* START Stored rows *

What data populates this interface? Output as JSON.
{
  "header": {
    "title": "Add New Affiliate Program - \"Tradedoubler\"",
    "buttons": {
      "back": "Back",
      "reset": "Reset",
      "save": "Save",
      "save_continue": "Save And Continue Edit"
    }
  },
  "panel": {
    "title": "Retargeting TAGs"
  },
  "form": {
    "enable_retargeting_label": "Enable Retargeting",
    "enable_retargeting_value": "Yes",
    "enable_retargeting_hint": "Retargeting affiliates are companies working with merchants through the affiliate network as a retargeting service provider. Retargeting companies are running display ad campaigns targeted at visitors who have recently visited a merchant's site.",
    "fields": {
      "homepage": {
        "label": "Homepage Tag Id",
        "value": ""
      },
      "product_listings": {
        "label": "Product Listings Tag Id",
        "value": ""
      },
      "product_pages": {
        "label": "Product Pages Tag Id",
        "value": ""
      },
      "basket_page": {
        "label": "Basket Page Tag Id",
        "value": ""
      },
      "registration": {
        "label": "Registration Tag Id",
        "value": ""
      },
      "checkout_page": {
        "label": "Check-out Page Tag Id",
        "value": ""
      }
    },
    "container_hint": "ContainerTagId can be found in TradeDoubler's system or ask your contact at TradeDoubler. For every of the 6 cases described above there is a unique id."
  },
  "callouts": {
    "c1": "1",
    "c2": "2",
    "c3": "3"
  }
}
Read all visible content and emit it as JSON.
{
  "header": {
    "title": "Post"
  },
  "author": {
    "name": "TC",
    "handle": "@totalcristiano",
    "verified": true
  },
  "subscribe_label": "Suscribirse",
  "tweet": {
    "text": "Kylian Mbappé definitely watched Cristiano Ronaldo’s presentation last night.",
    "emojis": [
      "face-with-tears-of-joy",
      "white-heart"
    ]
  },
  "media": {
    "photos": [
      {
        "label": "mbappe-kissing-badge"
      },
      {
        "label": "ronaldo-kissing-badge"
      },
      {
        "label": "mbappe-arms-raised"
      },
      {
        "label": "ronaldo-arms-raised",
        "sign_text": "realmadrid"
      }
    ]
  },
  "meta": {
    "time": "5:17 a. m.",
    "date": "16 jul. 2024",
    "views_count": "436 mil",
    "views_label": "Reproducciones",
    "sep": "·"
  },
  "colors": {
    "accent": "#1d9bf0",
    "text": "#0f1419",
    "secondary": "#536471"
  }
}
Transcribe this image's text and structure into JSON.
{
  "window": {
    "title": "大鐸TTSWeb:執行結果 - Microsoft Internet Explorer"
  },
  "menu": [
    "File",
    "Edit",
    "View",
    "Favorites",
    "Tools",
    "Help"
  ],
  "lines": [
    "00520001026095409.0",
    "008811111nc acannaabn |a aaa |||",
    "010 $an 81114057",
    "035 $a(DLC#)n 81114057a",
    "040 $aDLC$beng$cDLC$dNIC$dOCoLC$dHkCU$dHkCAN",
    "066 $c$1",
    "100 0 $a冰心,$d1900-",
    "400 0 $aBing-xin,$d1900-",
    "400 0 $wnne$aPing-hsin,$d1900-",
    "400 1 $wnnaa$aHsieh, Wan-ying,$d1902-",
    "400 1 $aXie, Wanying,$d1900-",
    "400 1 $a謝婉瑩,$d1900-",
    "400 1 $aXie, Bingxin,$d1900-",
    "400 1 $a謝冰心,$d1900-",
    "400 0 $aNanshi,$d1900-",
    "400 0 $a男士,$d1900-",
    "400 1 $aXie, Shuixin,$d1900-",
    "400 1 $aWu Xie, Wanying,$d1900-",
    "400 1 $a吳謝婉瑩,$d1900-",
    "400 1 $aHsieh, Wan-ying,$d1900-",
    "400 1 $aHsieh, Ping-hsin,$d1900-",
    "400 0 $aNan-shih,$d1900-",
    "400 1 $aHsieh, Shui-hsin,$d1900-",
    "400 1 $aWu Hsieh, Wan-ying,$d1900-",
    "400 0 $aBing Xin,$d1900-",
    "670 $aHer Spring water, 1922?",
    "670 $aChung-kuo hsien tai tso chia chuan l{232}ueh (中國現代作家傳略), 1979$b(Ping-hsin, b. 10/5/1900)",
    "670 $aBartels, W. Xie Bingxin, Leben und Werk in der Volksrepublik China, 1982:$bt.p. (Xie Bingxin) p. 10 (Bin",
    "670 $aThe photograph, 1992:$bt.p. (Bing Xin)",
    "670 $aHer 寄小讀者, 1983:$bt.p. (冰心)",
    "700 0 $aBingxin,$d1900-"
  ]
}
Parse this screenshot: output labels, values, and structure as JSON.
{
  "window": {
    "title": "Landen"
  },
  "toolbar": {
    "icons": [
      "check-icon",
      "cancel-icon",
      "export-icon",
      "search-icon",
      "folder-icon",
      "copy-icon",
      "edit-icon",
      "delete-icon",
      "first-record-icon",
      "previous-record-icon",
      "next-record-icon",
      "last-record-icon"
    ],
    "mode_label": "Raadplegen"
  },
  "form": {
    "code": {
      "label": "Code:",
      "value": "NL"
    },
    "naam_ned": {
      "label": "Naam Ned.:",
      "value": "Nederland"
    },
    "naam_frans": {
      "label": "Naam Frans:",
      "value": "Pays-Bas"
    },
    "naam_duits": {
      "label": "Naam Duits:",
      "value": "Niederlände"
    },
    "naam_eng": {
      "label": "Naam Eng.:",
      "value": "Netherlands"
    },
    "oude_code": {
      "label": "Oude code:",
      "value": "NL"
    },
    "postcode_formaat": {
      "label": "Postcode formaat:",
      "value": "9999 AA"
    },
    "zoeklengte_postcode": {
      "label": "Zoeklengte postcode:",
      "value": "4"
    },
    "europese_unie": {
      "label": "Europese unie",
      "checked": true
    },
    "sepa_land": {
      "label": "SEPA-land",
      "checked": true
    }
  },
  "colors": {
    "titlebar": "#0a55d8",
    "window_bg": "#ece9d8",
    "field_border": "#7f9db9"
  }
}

* END Stored rows *

● **Goal of the exercise**
Take the entries and copy them out exactly.

● **Written response**
What data populates this interface? Output as JSON.
{
  "header": {
    "title": "Add New Affiliate Program - \"Tradedoubler\"",
    "buttons": {
      "back": "Back",
      "reset": "Reset",
      "save": "Save",
      "save_continue": "Save And Continue Edit"
    }
  },
  "panel": {
    "title": "Retargeting TAGs"
  },
  "form": {
    "enable_retargeting_label": "Enable Retargeting",
    "enable_retargeting_value": "Yes",
    "enable_retargeting_hint": "Retargeting affiliates are companies working with merchants through the affiliate network as a retargeting service provider. Retargeting companies are running display ad campaigns targeted at visitors who have recently visited a merchant's site.",
    "fields": {
      "homepage": {
        "label": "Homepage Tag Id",
        "value": ""
      },
      "product_listings": {
        "label": "Product Listings Tag Id",
        "value": ""
      },
      "product_pages": {
        "label": "Product Pages Tag Id",
        "value": ""
      },
      "basket_page": {
        "label": "Basket Page Tag Id",
        "value": ""
      },
      "registration": {
        "label": "Registration Tag Id",
        "value": ""
      },
      "checkout_page": {
        "label": "Check-out Page Tag Id",
        "value": ""
      }
    },
    "container_hint": "ContainerTagId can be found in TradeDoubler's system or ask your contact at TradeDoubler. For every of the 6 cases described above there is a unique id."
  },
  "callouts": {
    "c1": "1",
    "c2": "2",
    "c3": "3"
  }
}
Read all visible content and emit it as JSON.
{
  "header": {
    "title": "Post"
  },
  "author": {
    "name": "TC",
    "handle": "@totalcristiano",
    "verified": true
  },
  "subscribe_label": "Suscribirse",
  "tweet": {
    "text": "Kylian Mbappé definitely watched Cristiano Ronaldo’s presentation last night.",
    "emojis": [
      "face-with-tears-of-joy",
      "white-heart"
    ]
  },
  "media": {
    "photos": [
      {
        "label": "mbappe-kissing-badge"
      },
      {
        "label": "ronaldo-kissing-badge"
      },
      {
        "label": "mbappe-arms-raised"
      },
      {
        "label": "ronaldo-arms-raised",
        "sign_text": "realmadrid"
      }
    ]
  },
  "meta": {
    "time": "5:17 a. m.",
    "date": "16 jul. 2024",
    "views_count": "436 mil",
    "views_label": "Reproducciones",
    "sep": "·"
  },
  "colors": {
    "accent": "#1d9bf0",
    "text": "#0f1419",
    "secondary": "#536471"
  }
}
Transcribe this image's text and structure into JSON.
{
  "window": {
    "title": "大鐸TTSWeb:執行結果 - Microsoft Internet Explorer"
  },
  "menu": [
    "File",
    "Edit",
    "View",
    "Favorites",
    "Tools",
    "Help"
  ],
  "lines": [
    "00520001026095409.0",
    "008811111nc acannaabn |a aaa |||",
    "010 $an 81114057",
    "035 $a(DLC#)n 81114057a",
    "040 $aDLC$beng$cDLC$dNIC$dOCoLC$dHkCU$dHkCAN",
    "066 $c$1",
    "100 0 $a冰心,$d1900-",
    "400 0 $aBing-xin,$d1900-",
    "400 0 $wnne$aPing-hsin,$d1900-",
    "400 1 $wnnaa$aHsieh, Wan-ying,$d1902-",
    "400 1 $aXie, Wanying,$d1900-",
    "400 1 $a謝婉瑩,$d1900-",
    "400 1 $aXie, Bingxin,$d1900-",
    "400 1 $a謝冰心,$d1900-",
    "400 0 $aNanshi,$d1900-",
    "400 0 $a男士,$d1900-",
    "400 1 $aXie, Shuixin,$d1900-",
    "400 1 $aWu Xie, Wanying,$d1900-",
    "400 1 $a吳謝婉瑩,$d1900-",
    "400 1 $aHsieh, Wan-ying,$d1900-",
    "400 1 $aHsieh, Ping-hsin,$d1900-",
    "400 0 $aNan-shih,$d1900-",
    "400 1 $aHsieh, Shui-hsin,$d1900-",
    "400 1 $aWu Hsieh, Wan-ying,$d1900-",
    "400 0 $aBing Xin,$d1900-",
    "670 $aHer Spring water, 1922?",
    "670 $aChung-kuo hsien tai tso chia chuan l{232}ueh (中國現代作家傳略), 1979$b(Ping-hsin, b. 10/5/1900)",
    "670 $aBartels, W. Xie Bingxin, Leben und Werk in der Volksrepublik China, 1982:$bt.p. (Xie Bingxin) p. 10 (Bin",
    "670 $aThe photograph, 1992:$bt.p. (Bing Xin)",
    "670 $aHer 寄小讀者, 1983:$bt.p. (冰心)",
    "700 0 $aBingxin,$d1900-"
  ]
}
Parse this screenshot: output labels, values, and structure as JSON.
{
  "window": {
    "title": "Landen"
  },
  "toolbar": {
    "icons": [
      "check-icon",
      "cancel-icon",
      "export-icon",
      "search-icon",
      "folder-icon",
      "copy-icon",
      "edit-icon",
      "delete-icon",
      "first-record-icon",
      "previous-record-icon",
      "next-record-icon",
      "last-record-icon"
    ],
    "mode_label": "Raadplegen"
  },
  "form": {
    "code": {
      "label": "Code:",
      "value": "NL"
    },
    "naam_ned": {
      "label": "Naam Ned.:",
      "value": "Nederland"
    },
    "naam_frans": {
      "label": "Naam Frans:",
      "value": "Pays-Bas"
    },
    "naam_duits": {
      "label": "Naam Duits:",
      "value": "Niederlände"
    },
    "naam_eng": {
      "label": "Naam Eng.:",
      "value": "Netherlands"
    },
    "oude_code": {
      "label": "Oude code:",
      "value": "NL"
    },
    "postcode_formaat": {
      "label": "Postcode formaat:",
      "value": "9999 AA"
    },
    "zoeklengte_postcode": {
      "label": "Zoeklengte postcode:",
      "value": "4"
    },
    "europese_unie": {
      "label": "Europese unie",
      "checked": true
    },
    "sepa_land": {
      "label": "SEPA-land",
      "checked": true
    }
  },
  "colors": {
    "titlebar": "#0a55d8",
    "window_bg": "#ece9d8",
    "field_border": "#7f9db9"
  }
}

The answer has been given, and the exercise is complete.